Passage shown

*-*-*

I see them standing in the ironwood tree next to the carport, feet resting on the thick, twisted branches as they face each other. No sports or errands crowd their agenda this spring morning, when their only job is to be kids. Our yard doesn’t have the huge climbing trees of my childhood, but a flowering cherry and Japanese dogwood in the front and this one on the side are good for a short climb, and apparently, snacking and talking. I can’t see what food they took up there. Scooby Doo fruit snacks, I’m guessing.
I remember when he kept the two of us in his room for hours, coaching us on all of the weird character names from one of his games. We used mnemonic devices to remember, so we’d be ready when he quizzed us.
He always quizzed us.
Margaret and I can still recite the characters’ names: “Haikaru with hair of blue!” with an enthusiastic shout, even though it’s been years, and we had no real clue what he was talking about. Why have we always so willingly and enthusiastically fed into Jack’s interests, whether trains, legos, or word play?
Is it because eldest children set the agenda for a family?I certainly remember wanting my older brother to include me in his world, to throw me a bone of attention, even though I wasn’t at all interested in fishing, burping, sports, or setting things on fire. I was just interested in him.

*-*-*

Directions
**a)** In the passage about the ironwood tree, which two trees grow in the front yard?
**b)** Extract the portion of the passage about the ironwood tree running from "I remember when" to "always quizzed us.", reproducing it word for word.
**c)** Write what comes next in the passage about the ironwood tree, picking up after its final sentence.

Raw records
*-*-*

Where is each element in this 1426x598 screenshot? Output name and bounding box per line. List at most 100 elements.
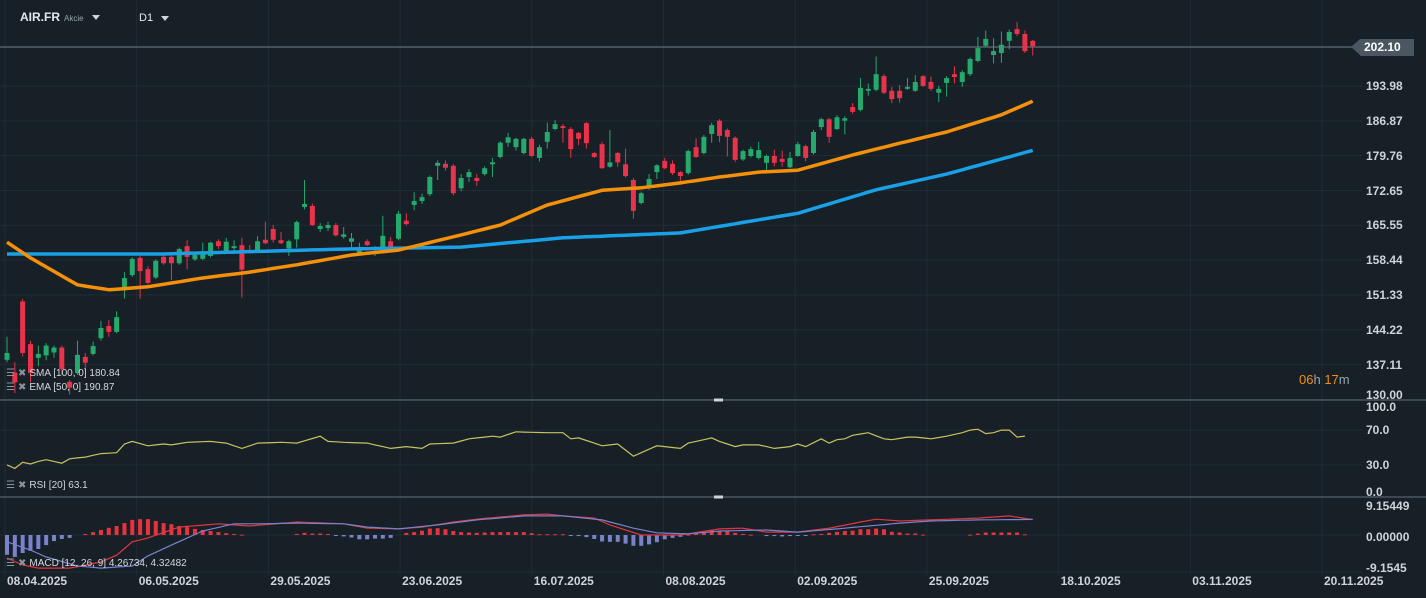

*-*-*

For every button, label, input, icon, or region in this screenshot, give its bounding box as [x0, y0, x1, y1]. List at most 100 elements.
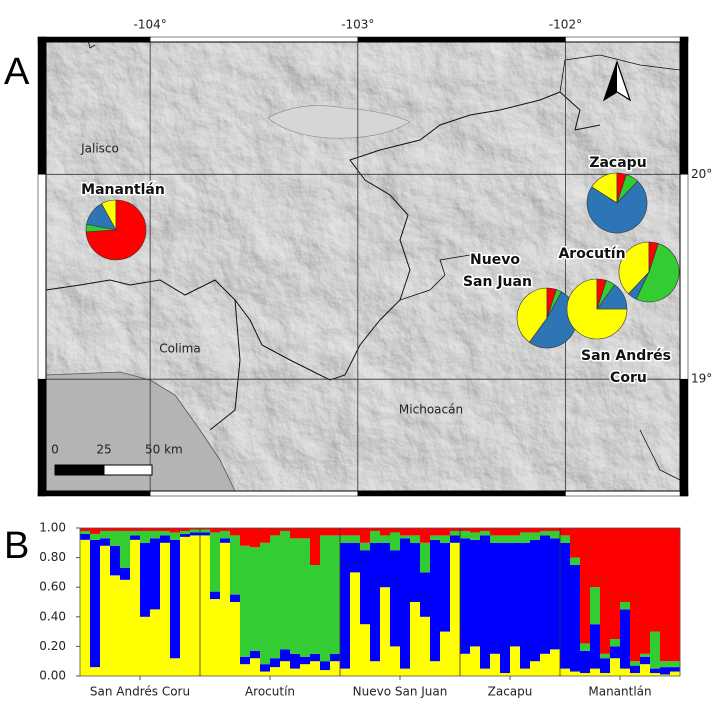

*-*-*

Responses for each task
**a)** A flowering cherry and a Japanese dogwood.

**b)**
I remember when he kept the two of us in his room for hours, coaching us on all of the weird character names from one of his games. We used mnemonic devices to remember, so we’d be ready when he quizzed us.
He always quizzed us.

**c)**
Margaret wears an aqua tank top and shorts, a satiny blue ribbon holding back her long brown pony tail. Jack’s soft heather green t-shirt is way too big, but fortunately is long enough to cover the top of the athletic shorts he’s taken to pulling down past his butt. All his pertinent business is covered by the shirt, but it’s weird to know that if you lifted it up, his boxer shorts would show. Is this teenager-dom, come one year early? I’ve decided to let it go, except for teasing him about it occasionally. He spends most of his time tucked and belted into his uniform khakis anyway.
Both kids have a sprinkle of freckles starting to show on their button noses. By October they’ll be faded until next year. I can’t take any credit for the provenance of those noses or the striking eyes, which lean toward amber for Margaret, and the deepest brown for Jack. Mine are blue, and my nose and face are something I had to grow into. I love how anyone who sees Jack and Margaret immediately knows they are brother and sister.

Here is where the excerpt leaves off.